◆ TO DO
Give the data below again, word for word.

◆ Items from a data source
####

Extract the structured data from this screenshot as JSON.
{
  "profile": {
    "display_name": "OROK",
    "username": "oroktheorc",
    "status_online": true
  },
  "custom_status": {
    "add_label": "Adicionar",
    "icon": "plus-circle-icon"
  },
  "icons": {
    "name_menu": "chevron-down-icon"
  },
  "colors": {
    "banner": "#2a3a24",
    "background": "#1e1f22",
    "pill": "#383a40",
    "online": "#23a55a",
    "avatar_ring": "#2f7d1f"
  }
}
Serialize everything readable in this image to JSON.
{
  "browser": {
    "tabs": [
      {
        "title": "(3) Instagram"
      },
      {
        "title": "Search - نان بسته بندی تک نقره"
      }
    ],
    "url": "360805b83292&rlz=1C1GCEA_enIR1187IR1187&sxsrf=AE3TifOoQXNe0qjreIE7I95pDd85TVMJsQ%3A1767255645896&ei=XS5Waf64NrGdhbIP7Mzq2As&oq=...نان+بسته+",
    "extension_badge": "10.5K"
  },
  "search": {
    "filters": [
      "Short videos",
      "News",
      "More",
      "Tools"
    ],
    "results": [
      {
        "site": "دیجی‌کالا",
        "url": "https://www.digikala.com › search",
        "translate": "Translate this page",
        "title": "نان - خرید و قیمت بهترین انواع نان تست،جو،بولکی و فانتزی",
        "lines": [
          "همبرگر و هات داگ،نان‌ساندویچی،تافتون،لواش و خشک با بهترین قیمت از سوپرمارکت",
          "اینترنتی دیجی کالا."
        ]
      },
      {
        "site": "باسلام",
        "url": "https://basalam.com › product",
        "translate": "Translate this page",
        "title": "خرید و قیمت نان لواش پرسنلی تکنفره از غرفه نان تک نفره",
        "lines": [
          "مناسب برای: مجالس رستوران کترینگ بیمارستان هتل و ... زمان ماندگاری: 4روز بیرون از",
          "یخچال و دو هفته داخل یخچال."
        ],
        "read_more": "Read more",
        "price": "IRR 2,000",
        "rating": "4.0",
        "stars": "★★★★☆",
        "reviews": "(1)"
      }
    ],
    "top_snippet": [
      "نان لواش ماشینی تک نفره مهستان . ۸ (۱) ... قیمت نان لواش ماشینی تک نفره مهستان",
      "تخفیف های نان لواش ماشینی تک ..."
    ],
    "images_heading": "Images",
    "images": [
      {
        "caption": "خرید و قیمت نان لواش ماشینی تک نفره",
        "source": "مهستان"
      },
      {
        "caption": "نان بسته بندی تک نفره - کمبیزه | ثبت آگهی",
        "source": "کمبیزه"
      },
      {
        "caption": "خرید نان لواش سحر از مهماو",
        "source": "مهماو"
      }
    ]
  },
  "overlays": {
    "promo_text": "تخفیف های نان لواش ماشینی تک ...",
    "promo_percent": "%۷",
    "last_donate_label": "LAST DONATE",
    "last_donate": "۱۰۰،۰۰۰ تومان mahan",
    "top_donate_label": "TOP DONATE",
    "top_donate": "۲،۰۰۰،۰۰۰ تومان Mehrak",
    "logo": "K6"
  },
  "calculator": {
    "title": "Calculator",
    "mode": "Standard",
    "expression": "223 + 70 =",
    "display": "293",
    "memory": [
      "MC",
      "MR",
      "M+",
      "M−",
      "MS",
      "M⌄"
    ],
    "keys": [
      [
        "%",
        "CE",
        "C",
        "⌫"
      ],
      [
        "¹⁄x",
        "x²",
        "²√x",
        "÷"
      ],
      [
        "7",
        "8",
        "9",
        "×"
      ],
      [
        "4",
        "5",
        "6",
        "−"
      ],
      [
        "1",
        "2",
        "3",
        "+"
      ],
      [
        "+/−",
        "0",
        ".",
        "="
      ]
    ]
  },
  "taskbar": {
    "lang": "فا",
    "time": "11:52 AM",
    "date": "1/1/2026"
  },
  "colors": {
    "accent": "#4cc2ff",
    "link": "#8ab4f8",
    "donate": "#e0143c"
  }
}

####

◆ EXERCISE RESPONSE
Extract the structured data from this screenshot as JSON.
{
  "profile": {
    "display_name": "OROK",
    "username": "oroktheorc",
    "status_online": true
  },
  "custom_status": {
    "add_label": "Adicionar",
    "icon": "plus-circle-icon"
  },
  "icons": {
    "name_menu": "chevron-down-icon"
  },
  "colors": {
    "banner": "#2a3a24",
    "background": "#1e1f22",
    "pill": "#383a40",
    "online": "#23a55a",
    "avatar_ring": "#2f7d1f"
  }
}
Serialize everything readable in this image to JSON.
{
  "browser": {
    "tabs": [
      {
        "title": "(3) Instagram"
      },
      {
        "title": "Search - نان بسته بندی تک نقره"
      }
    ],
    "url": "360805b83292&rlz=1C1GCEA_enIR1187IR1187&sxsrf=AE3TifOoQXNe0qjreIE7I95pDd85TVMJsQ%3A1767255645896&ei=XS5Waf64NrGdhbIP7Mzq2As&oq=...نان+بسته+",
    "extension_badge": "10.5K"
  },
  "search": {
    "filters": [
      "Short videos",
      "News",
      "More",
      "Tools"
    ],
    "results": [
      {
        "site": "دیجی‌کالا",
        "url": "https://www.digikala.com › search",
        "translate": "Translate this page",
        "title": "نان - خرید و قیمت بهترین انواع نان تست،جو،بولکی و فانتزی",
        "lines": [
          "همبرگر و هات داگ،نان‌ساندویچی،تافتون،لواش و خشک با بهترین قیمت از سوپرمارکت",
          "اینترنتی دیجی کالا."
        ]
      },
      {
        "site": "باسلام",
        "url": "https://basalam.com › product",
        "translate": "Translate this page",
        "title": "خرید و قیمت نان لواش پرسنلی تکنفره از غرفه نان تک نفره",
        "lines": [
          "مناسب برای: مجالس رستوران کترینگ بیمارستان هتل و ... زمان ماندگاری: 4روز بیرون از",
          "یخچال و دو هفته داخل یخچال."
        ],
        "read_more": "Read more",
        "price": "IRR 2,000",
        "rating": "4.0",
        "stars": "★★★★☆",
        "reviews": "(1)"
      }
    ],
    "top_snippet": [
      "نان لواش ماشینی تک نفره مهستان . ۸ (۱) ... قیمت نان لواش ماشینی تک نفره مهستان",
      "تخفیف های نان لواش ماشینی تک ..."
    ],
    "images_heading": "Images",
    "images": [
      {
        "caption": "خرید و قیمت نان لواش ماشینی تک نفره",
        "source": "مهستان"
      },
      {
        "caption": "نان بسته بندی تک نفره - کمبیزه | ثبت آگهی",
        "source": "کمبیزه"
      },
      {
        "caption": "خرید نان لواش سحر از مهماو",
        "source": "مهماو"
      }
    ]
  },
  "overlays": {
    "promo_text": "تخفیف های نان لواش ماشینی تک ...",
    "promo_percent": "%۷",
    "last_donate_label": "LAST DONATE",
    "last_donate": "۱۰۰،۰۰۰ تومان mahan",
    "top_donate_label": "TOP DONATE",
    "top_donate": "۲،۰۰۰،۰۰۰ تومان Mehrak",
    "logo": "K6"
  },
  "calculator": {
    "title": "Calculator",
    "mode": "Standard",
    "expression": "223 + 70 =",
    "display": "293",
    "memory": [
      "MC",
      "MR",
      "M+",
      "M−",
      "MS",
      "M⌄"
    ],
    "keys": [
      [
        "%",
        "CE",
        "C",
        "⌫"
      ],
      [
        "¹⁄x",
        "x²",
        "²√x",
        "÷"
      ],
      [
        "7",
        "8",
        "9",
        "×"
      ],
      [
        "4",
        "5",
        "6",
        "−"
      ],
      [
        "1",
        "2",
        "3",
        "+"
      ],
      [
        "+/−",
        "0",
        ".",
        "="
      ]
    ]
  },
  "taskbar": {
    "lang": "فا",
    "time": "11:52 AM",
    "date": "1/1/2026"
  },
  "colors": {
    "accent": "#4cc2ff",
    "link": "#8ab4f8",
    "donate": "#e0143c"
  }
}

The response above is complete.